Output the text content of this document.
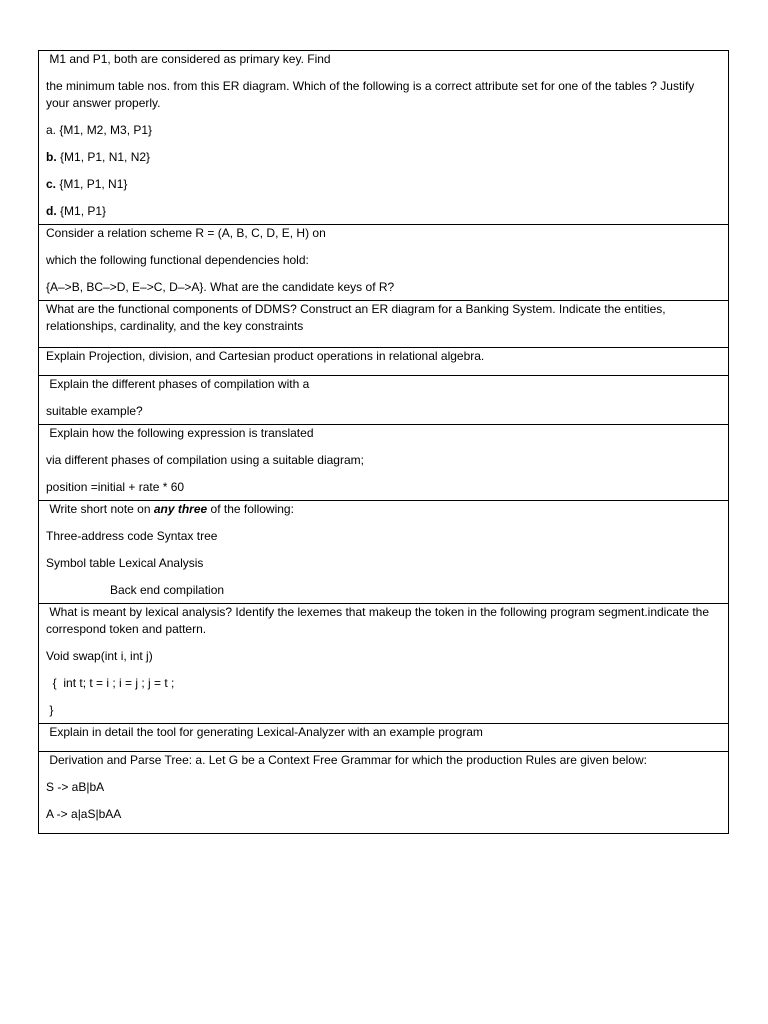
M1 and P1, both are considered as primary key. Find
the minimum table nos. from this ER diagram. Which of the following is a correct attribute set for one of the tables ? Justify your answer properly.
a. {M1, M2, M3, P1}
b. {M1, P1, N1, N2}
c. {M1, P1, N1}
d. {M1, P1}

Consider a relation scheme R = (A, B, C, D, E, H) on
which the following functional dependencies hold:
{A–>B, BC–>D, E–>C, D–>A}. What are the candidate keys of R?

What are the functional components of DDMS? Construct an ER diagram for a Banking System. Indicate the entities, relationships, cardinality, and the key constraints

Explain Projection, division, and Cartesian product operations in relational algebra.

Explain the different phases of compilation with a
suitable example?

Explain how the following expression is translated
via different phases of compilation using a suitable diagram;
position =initial + rate * 60

Write short note on any three of the following:
Three-address code Syntax tree
Symbol table Lexical Analysis
Back end compilation

What is meant by lexical analysis? Identify the lexemes that makeup the token in the following program segment.indicate the correspond token and pattern.
Void swap(int i, int j)
{  int t; t = i ; i = j ; j = t ;
}

Explain in detail the tool for generating Lexical-Analyzer with an example program

Derivation and Parse Tree: a. Let G be a Context Free Grammar for which the production Rules are given below:
S -> aB|bA
A -> a|aS|bAA
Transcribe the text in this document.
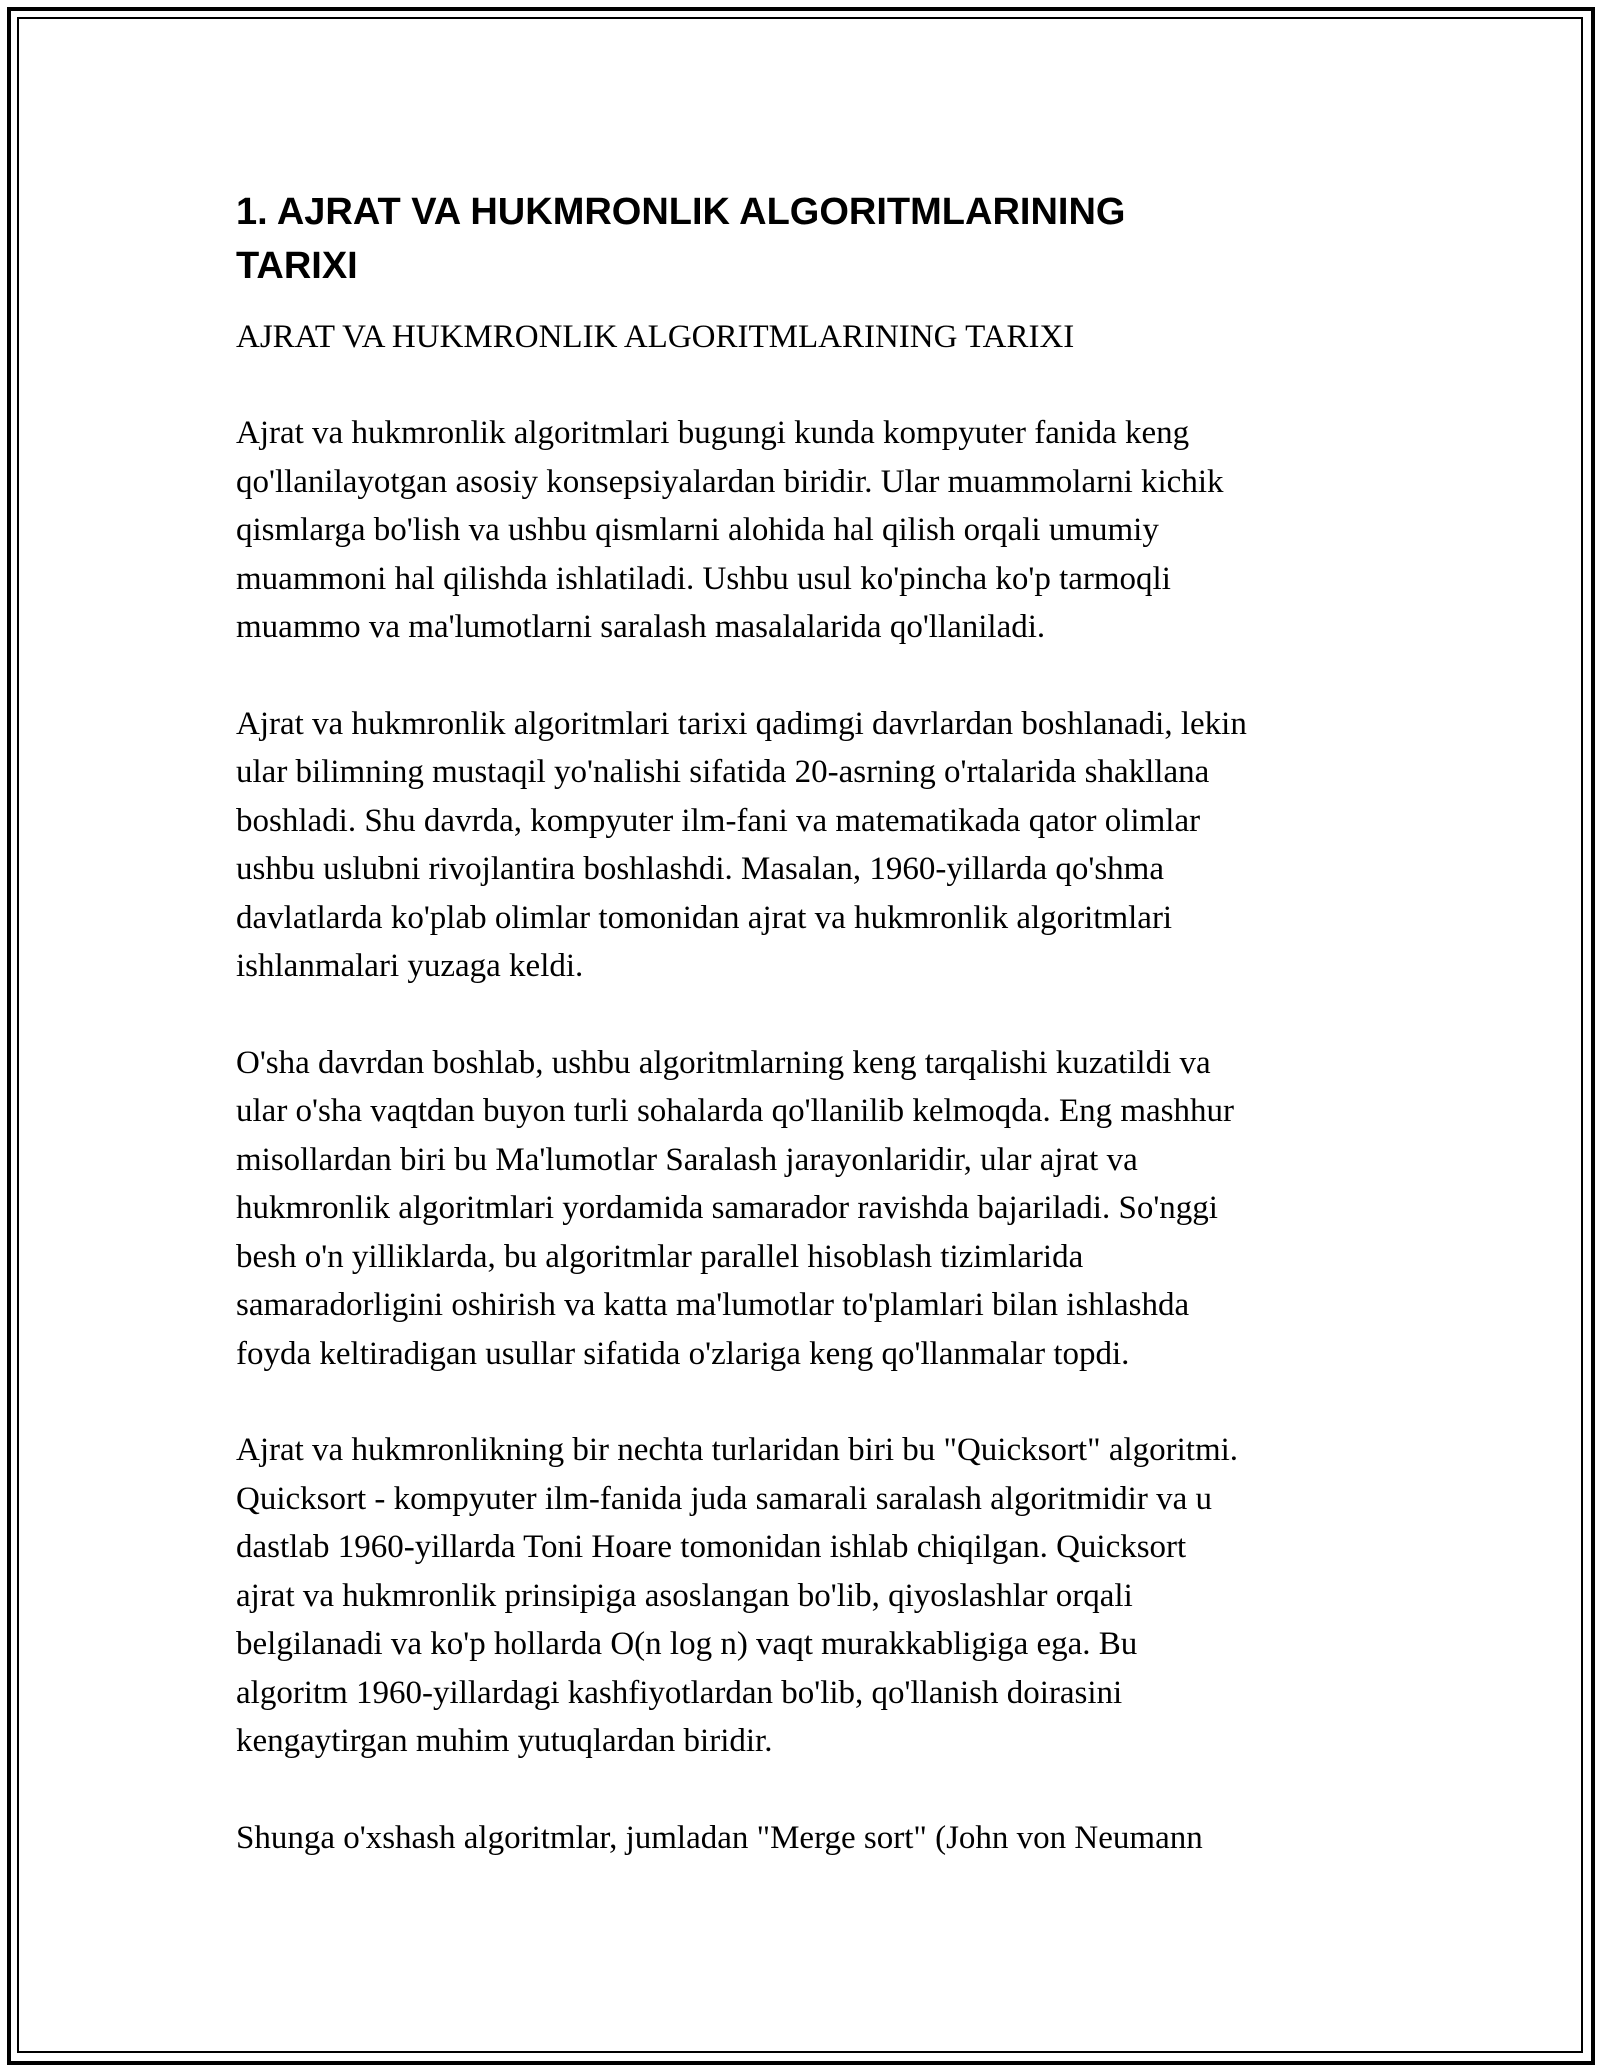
1. AJRAT VA HUKMRONLIK ALGORITMLARINING
TARIXI

AJRAT VA HUKMRONLIK ALGORITMLARINING TARIXI

Ajrat va hukmronlik algoritmlari bugungi kunda kompyuter fanida keng
qo'llanilayotgan asosiy konsepsiyalardan biridir. Ular muammolarni kichik
qismlarga bo'lish va ushbu qismlarni alohida hal qilish orqali umumiy
muammoni hal qilishda ishlatiladi. Ushbu usul ko'pincha ko'p tarmoqli
muammo va ma'lumotlarni saralash masalalarida qo'llaniladi.
Ajrat va hukmronlik algoritmlari tarixi qadimgi davrlardan boshlanadi, lekin
ular bilimning mustaqil yo'nalishi sifatida 20-asrning o'rtalarida shakllana
boshladi. Shu davrda, kompyuter ilm-fani va matematikada qator olimlar
ushbu uslubni rivojlantira boshlashdi. Masalan, 1960-yillarda qo'shma
davlatlarda ko'plab olimlar tomonidan ajrat va hukmronlik algoritmlari
ishlanmalari yuzaga keldi.
O'sha davrdan boshlab, ushbu algoritmlarning keng tarqalishi kuzatildi va
ular o'sha vaqtdan buyon turli sohalarda qo'llanilib kelmoqda. Eng mashhur
misollardan biri bu Ma'lumotlar Saralash jarayonlaridir, ular ajrat va
hukmronlik algoritmlari yordamida samarador ravishda bajariladi. So'nggi
besh o'n yilliklarda, bu algoritmlar parallel hisoblash tizimlarida
samaradorligini oshirish va katta ma'lumotlar to'plamlari bilan ishlashda
foyda keltiradigan usullar sifatida o'zlariga keng qo'llanmalar topdi.
Ajrat va hukmronlikning bir nechta turlaridan biri bu "Quicksort" algoritmi.
Quicksort - kompyuter ilm-fanida juda samarali saralash algoritmidir va u
dastlab 1960-yillarda Toni Hoare tomonidan ishlab chiqilgan. Quicksort
ajrat va hukmronlik prinsipiga asoslangan bo'lib, qiyoslashlar orqali
belgilanadi va ko'p hollarda O(n log n) vaqt murakkabligiga ega. Bu
algoritm 1960-yillardagi kashfiyotlardan bo'lib, qo'llanish doirasini
kengaytirgan muhim yutuqlardan biridir.
Shunga o'xshash algoritmlar, jumladan "Merge sort" (John von Neumann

________________

=== What is being asked ===
Strip the images and reproduce the remaining records precisely.

=== Output of the task ===
Output the text content of this document.
M1 and P1, both are considered as primary key. Find
the minimum table nos. from this ER diagram. Which of the following is a correct attribute set for one of the tables ? Justify your answer properly.
a. {M1, M2, M3, P1}
b. {M1, P1, N1, N2}
c. {M1, P1, N1}
d. {M1, P1}

Consider a relation scheme R = (A, B, C, D, E, H) on
which the following functional dependencies hold:
{A–>B, BC–>D, E–>C, D–>A}. What are the candidate keys of R?

What are the functional components of DDMS? Construct an ER diagram for a Banking System. Indicate the entities, relationships, cardinality, and the key constraints

Explain Projection, division, and Cartesian product operations in relational algebra.

Explain the different phases of compilation with a
suitable example?

Explain how the following expression is translated
via different phases of compilation using a suitable diagram;
position =initial + rate * 60

Write short note on any three of the following:
Three-address code Syntax tree
Symbol table Lexical Analysis
Back end compilation

What is meant by lexical analysis? Identify the lexemes that makeup the token in the following program segment.indicate the correspond token and pattern.
Void swap(int i, int j)
{  int t; t = i ; i = j ; j = t ;
}

Explain in detail the tool for generating Lexical-Analyzer with an example program

Derivation and Parse Tree: a. Let G be a Context Free Grammar for which the production Rules are given below:
S -> aB|bA
A -> a|aS|bAA
Transcribe the text in this document.
1. AJRAT VA HUKMRONLIK ALGORITMLARINING
TARIXI

AJRAT VA HUKMRONLIK ALGORITMLARINING TARIXI

Ajrat va hukmronlik algoritmlari bugungi kunda kompyuter fanida keng
qo'llanilayotgan asosiy konsepsiyalardan biridir. Ular muammolarni kichik
qismlarga bo'lish va ushbu qismlarni alohida hal qilish orqali umumiy
muammoni hal qilishda ishlatiladi. Ushbu usul ko'pincha ko'p tarmoqli
muammo va ma'lumotlarni saralash masalalarida qo'llaniladi.
Ajrat va hukmronlik algoritmlari tarixi qadimgi davrlardan boshlanadi, lekin
ular bilimning mustaqil yo'nalishi sifatida 20-asrning o'rtalarida shakllana
boshladi. Shu davrda, kompyuter ilm-fani va matematikada qator olimlar
ushbu uslubni rivojlantira boshlashdi. Masalan, 1960-yillarda qo'shma
davlatlarda ko'plab olimlar tomonidan ajrat va hukmronlik algoritmlari
ishlanmalari yuzaga keldi.
O'sha davrdan boshlab, ushbu algoritmlarning keng tarqalishi kuzatildi va
ular o'sha vaqtdan buyon turli sohalarda qo'llanilib kelmoqda. Eng mashhur
misollardan biri bu Ma'lumotlar Saralash jarayonlaridir, ular ajrat va
hukmronlik algoritmlari yordamida samarador ravishda bajariladi. So'nggi
besh o'n yilliklarda, bu algoritmlar parallel hisoblash tizimlarida
samaradorligini oshirish va katta ma'lumotlar to'plamlari bilan ishlashda
foyda keltiradigan usullar sifatida o'zlariga keng qo'llanmalar topdi.
Ajrat va hukmronlikning bir nechta turlaridan biri bu "Quicksort" algoritmi.
Quicksort - kompyuter ilm-fanida juda samarali saralash algoritmidir va u
dastlab 1960-yillarda Toni Hoare tomonidan ishlab chiqilgan. Quicksort
ajrat va hukmronlik prinsipiga asoslangan bo'lib, qiyoslashlar orqali
belgilanadi va ko'p hollarda O(n log n) vaqt murakkabligiga ega. Bu
algoritm 1960-yillardagi kashfiyotlardan bo'lib, qo'llanish doirasini
kengaytirgan muhim yutuqlardan biridir.
Shunga o'xshash algoritmlar, jumladan "Merge sort" (John von Neumann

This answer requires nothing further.